(Collection entries)
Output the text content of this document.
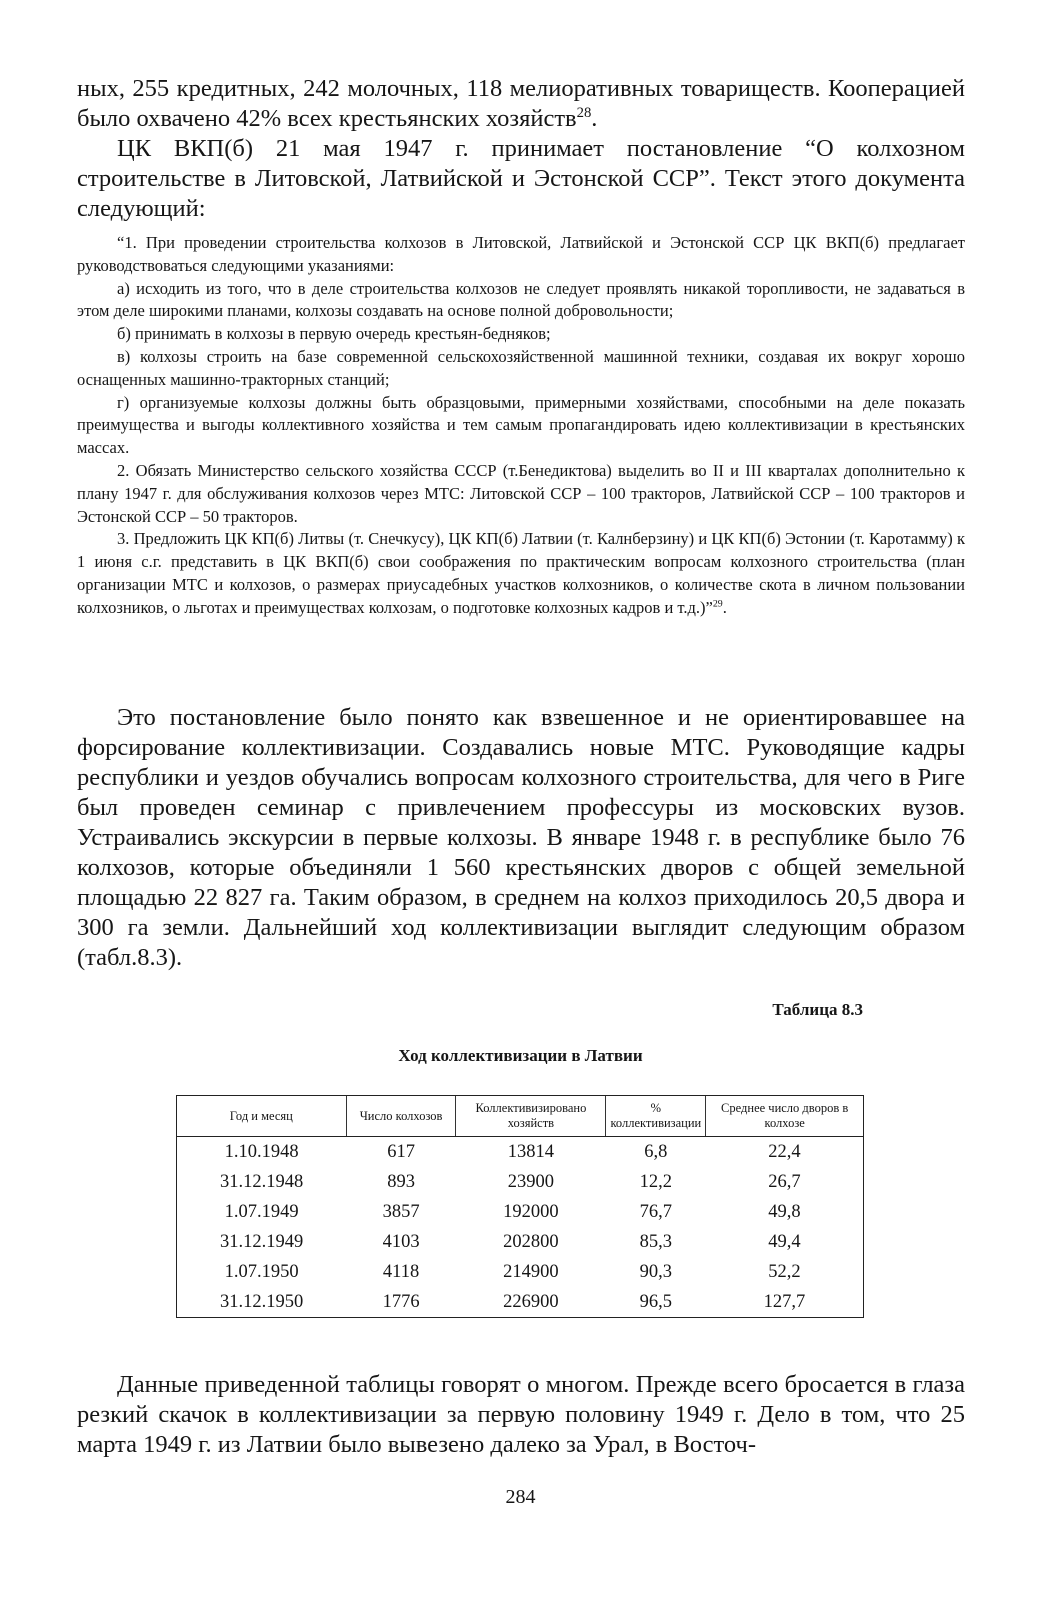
ных, 255 кредитных, 242 молочных, 118 мелиоративных товариществ. Кооперацией было охвачено 42% всех крестьянских хозяйств$^{28}$.

ЦК ВКП(б) 21 мая 1947 г. принимает постановление “О колхозном строительстве в Литовской, Латвийской и Эстонской ССР”. Текст этого документа следующий:

“1. При проведении строительства колхозов в Литовской, Латвийской и Эстонской ССР ЦК ВКП(б) предлагает руководствоваться следующими указаниями:

а) исходить из того, что в деле строительства колхозов не следует проявлять никакой торопливости, не задаваться в этом деле широкими планами, колхозы создавать на основе полной добровольности;

б) принимать в колхозы в первую очередь крестьян-бедняков;

в) колхозы строить на базе современной сельскохозяйственной машинной техники, создавая их вокруг хорошо оснащенных машинно-тракторных станций;

г) организуемые колхозы должны быть образцовыми, примерными хозяйствами, способными на деле показать преимущества и выгоды коллективного хозяйства и тем самым пропагандировать идею коллективизации в крестьянских массах.

2. Обязать Министерство сельского хозяйства СССР (т.Бенедиктова) выделить во II и III кварталах дополнительно к плану 1947 г. для обслуживания колхозов через МТС: Литовской ССР – 100 тракторов, Латвийской ССР – 100 тракторов и Эстонской ССР – 50 тракторов.

3. Предложить ЦК КП(б) Литвы (т. Снечкусу), ЦК КП(б) Латвии (т. Калнберзину) и ЦК КП(б) Эстонии (т. Каротамму) к 1 июня с.г. представить в ЦК ВКП(б) свои соображения по практическим вопросам колхозного строительства (план организации МТС и колхозов, о размерах приусадебных участков колхозников, о количестве скота в личном пользовании колхозников, о льготах и преимуществах колхозам, о подготовке колхозных кадров и т.д.)”$^{29}$.

Это постановление было понято как взвешенное и не ориентировавшее на форсирование коллективизации. Создавались новые МТС. Руководящие кадры республики и уездов обучались вопросам колхозного строительства, для чего в Риге был проведен семинар с привлечением профессуры из московских вузов. Устраивались экскурсии в первые колхозы. В январе 1948 г. в республике было 76 колхозов, которые объединяли 1 560 крестьянских дворов с общей земельной площадью 22 827 га. Таким образом, в среднем на колхоз приходилось 20,5 двора и 300 га земли. Дальнейший ход коллективизации выглядит следующим образом (табл.8.3).

Таблица 8.3
Ход коллективизации в Латвии
Год и месяц	Число колхозов	Коллективизировано хозяйств	% коллективизации	Среднее число дворов в колхозе
1.10.1948	617	13814	6,8	22,4
31.12.1948	893	23900	12,2	26,7
1.07.1949	3857	192000	76,7	49,8
31.12.1949	4103	202800	85,3	49,4
1.07.1950	4118	214900	90,3	52,2
31.12.1950	1776	226900	96,5	127,7

Данные приведенной таблицы говорят о многом. Прежде всего бросается в глаза резкий скачок в коллективизации за первую половину 1949 г. Дело в том, что 25 марта 1949 г. из Латвии было вывезено далеко за Урал, в Восточ-

284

- The task -
Print each of the records above exactly as written, leaving no picture in the copy.

- Written solution -
Output the text content of this document.
ных, 255 кредитных, 242 молочных, 118 мелиоративных товариществ. Кооперацией было охвачено 42% всех крестьянских хозяйств$^{28}$.

ЦК ВКП(б) 21 мая 1947 г. принимает постановление “О колхозном строительстве в Литовской, Латвийской и Эстонской ССР”. Текст этого документа следующий:

“1. При проведении строительства колхозов в Литовской, Латвийской и Эстонской ССР ЦК ВКП(б) предлагает руководствоваться следующими указаниями:

а) исходить из того, что в деле строительства колхозов не следует проявлять никакой торопливости, не задаваться в этом деле широкими планами, колхозы создавать на основе полной добровольности;

б) принимать в колхозы в первую очередь крестьян-бедняков;

в) колхозы строить на базе современной сельскохозяйственной машинной техники, создавая их вокруг хорошо оснащенных машинно-тракторных станций;

г) организуемые колхозы должны быть образцовыми, примерными хозяйствами, способными на деле показать преимущества и выгоды коллективного хозяйства и тем самым пропагандировать идею коллективизации в крестьянских массах.

2. Обязать Министерство сельского хозяйства СССР (т.Бенедиктова) выделить во II и III кварталах дополнительно к плану 1947 г. для обслуживания колхозов через МТС: Литовской ССР – 100 тракторов, Латвийской ССР – 100 тракторов и Эстонской ССР – 50 тракторов.

3. Предложить ЦК КП(б) Литвы (т. Снечкусу), ЦК КП(б) Латвии (т. Калнберзину) и ЦК КП(б) Эстонии (т. Каротамму) к 1 июня с.г. представить в ЦК ВКП(б) свои соображения по практическим вопросам колхозного строительства (план организации МТС и колхозов, о размерах приусадебных участков колхозников, о количестве скота в личном пользовании колхозников, о льготах и преимуществах колхозам, о подготовке колхозных кадров и т.д.)”$^{29}$.

Это постановление было понято как взвешенное и не ориентировавшее на форсирование коллективизации. Создавались новые МТС. Руководящие кадры республики и уездов обучались вопросам колхозного строительства, для чего в Риге был проведен семинар с привлечением профессуры из московских вузов. Устраивались экскурсии в первые колхозы. В январе 1948 г. в республике было 76 колхозов, которые объединяли 1 560 крестьянских дворов с общей земельной площадью 22 827 га. Таким образом, в среднем на колхоз приходилось 20,5 двора и 300 га земли. Дальнейший ход коллективизации выглядит следующим образом (табл.8.3).

Таблица 8.3
Ход коллективизации в Латвии
Год и месяц	Число колхозов	Коллективизировано хозяйств	% коллективизации	Среднее число дворов в колхозе
1.10.1948	617	13814	6,8	22,4
31.12.1948	893	23900	12,2	26,7
1.07.1949	3857	192000	76,7	49,8
31.12.1949	4103	202800	85,3	49,4
1.07.1950	4118	214900	90,3	52,2
31.12.1950	1776	226900	96,5	127,7

Данные приведенной таблицы говорят о многом. Прежде всего бросается в глаза резкий скачок в коллективизации за первую половину 1949 г. Дело в том, что 25 марта 1949 г. из Латвии было вывезено далеко за Урал, в Восточ-

284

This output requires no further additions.